━━━━━ Data section
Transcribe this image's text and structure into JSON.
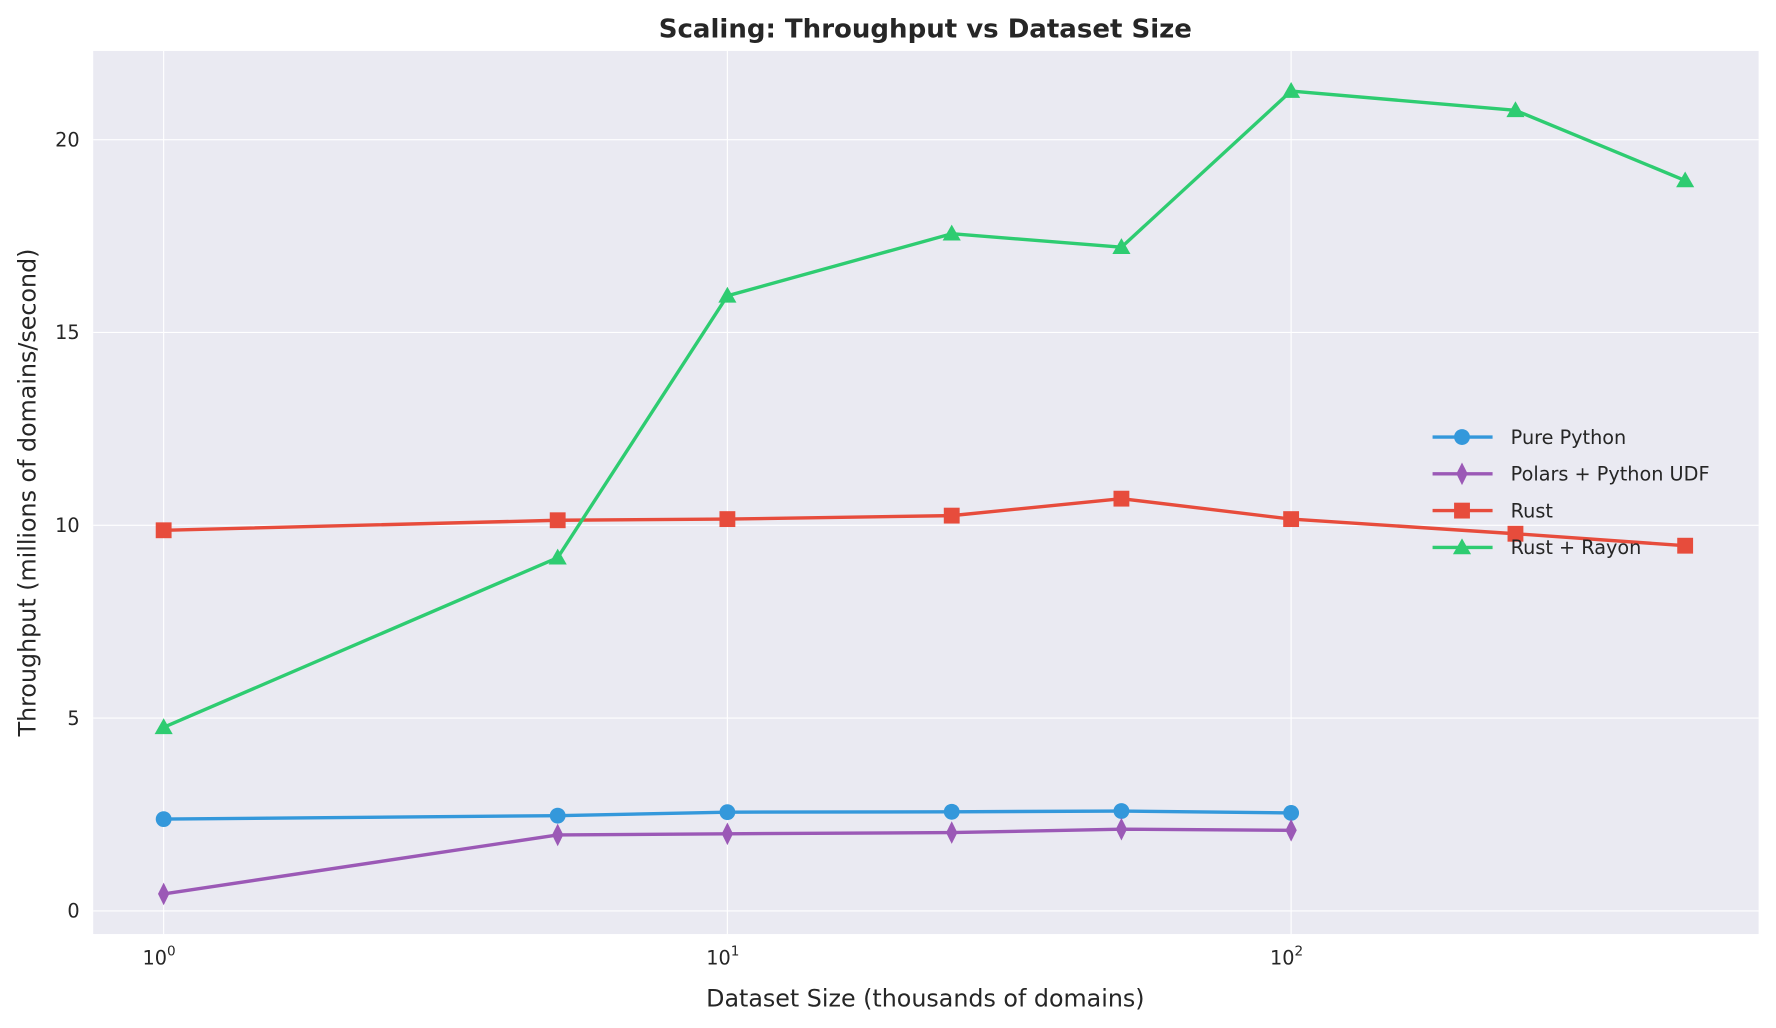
{
  "chart_data": {
    "type": "line",
    "title": "Scaling: Throughput vs Dataset Size",
    "xlabel": "Dataset Size (thousands of domains)",
    "ylabel": "Throughput (millions of domains/second)",
    "xscale": "log",
    "xlim": [
      0.75,
      675
    ],
    "ylim": [
      -0.6,
      22.3
    ],
    "xticks": [
      1,
      10,
      100
    ],
    "xtick_labels": [
      "10^0",
      "10^1",
      "10^2"
    ],
    "yticks": [
      0,
      5,
      10,
      15,
      20
    ],
    "ytick_labels": [
      "0",
      "5",
      "10",
      "15",
      "20"
    ],
    "grid": true,
    "legend_placement": "center-right",
    "background": "#eaeaf2",
    "series": [
      {
        "name": "Pure Python",
        "color": "#3498db",
        "marker": "circle",
        "x": [
          1,
          5,
          10,
          25,
          50,
          100
        ],
        "y": [
          2.38,
          2.47,
          2.56,
          2.57,
          2.59,
          2.54
        ]
      },
      {
        "name": "Polars + Python UDF",
        "color": "#9b59b6",
        "marker": "thin-diamond",
        "x": [
          1,
          5,
          10,
          25,
          50,
          100
        ],
        "y": [
          0.44,
          1.97,
          2.0,
          2.03,
          2.12,
          2.09
        ]
      },
      {
        "name": "Rust",
        "color": "#e74c3c",
        "marker": "square",
        "x": [
          1,
          5,
          10,
          25,
          50,
          100,
          250,
          500
        ],
        "y": [
          9.87,
          10.13,
          10.16,
          10.25,
          10.69,
          10.16,
          9.78,
          9.47
        ]
      },
      {
        "name": "Rust + Rayon",
        "color": "#2ecc71",
        "marker": "triangle",
        "x": [
          1,
          5,
          10,
          25,
          50,
          100,
          250,
          500
        ],
        "y": [
          4.76,
          9.16,
          15.95,
          17.56,
          17.21,
          21.26,
          20.76,
          18.94
        ]
      }
    ]
  }
}
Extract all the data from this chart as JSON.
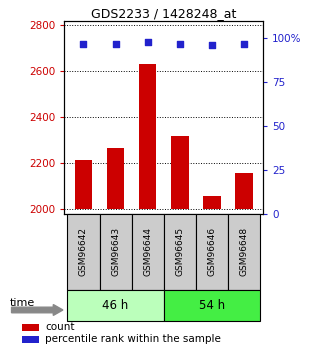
{
  "title": "GDS2233 / 1428248_at",
  "categories": [
    "GSM96642",
    "GSM96643",
    "GSM96644",
    "GSM96645",
    "GSM96646",
    "GSM96648"
  ],
  "bar_values": [
    2215,
    2265,
    2630,
    2320,
    2060,
    2160
  ],
  "percentile_values": [
    97,
    97,
    98,
    97,
    96,
    97
  ],
  "ylim_left": [
    1980,
    2820
  ],
  "ylim_right": [
    0,
    110
  ],
  "yticks_left": [
    2000,
    2200,
    2400,
    2600,
    2800
  ],
  "yticks_right": [
    0,
    25,
    50,
    75,
    100
  ],
  "yticklabels_right": [
    "0",
    "25",
    "50",
    "75",
    "100%"
  ],
  "bar_color": "#cc0000",
  "scatter_color": "#2222cc",
  "group1_label": "46 h",
  "group2_label": "54 h",
  "group1_color": "#bbffbb",
  "group2_color": "#44ee44",
  "xticklabel_bg": "#cccccc",
  "left_axis_color": "#cc0000",
  "right_axis_color": "#2222cc",
  "legend_count_label": "count",
  "legend_pct_label": "percentile rank within the sample",
  "time_label": "time",
  "base_value": 2000
}
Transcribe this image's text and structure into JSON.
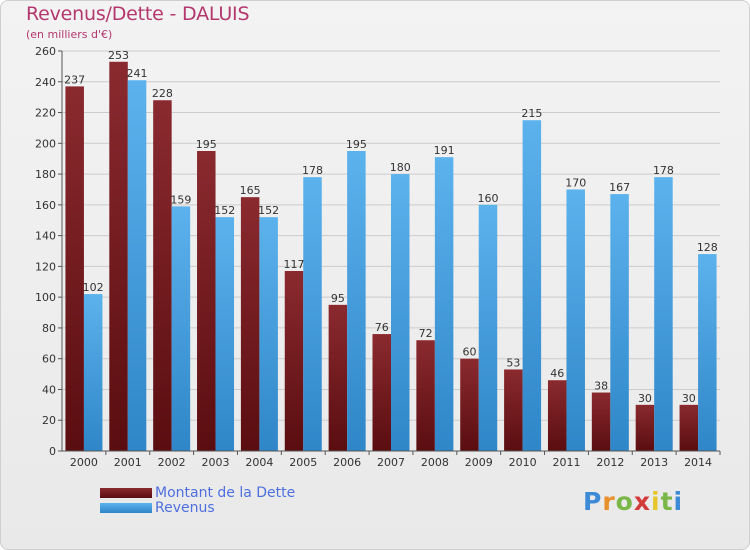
━━━━━━━━━━
Stated task: Look through the material above. Copy each line where the word "Dataset" appears.

Exercise result:
    "title": "Scaling: Throughput vs Dataset Size",
    "xlabel": "Dataset Size (thousands of domains)",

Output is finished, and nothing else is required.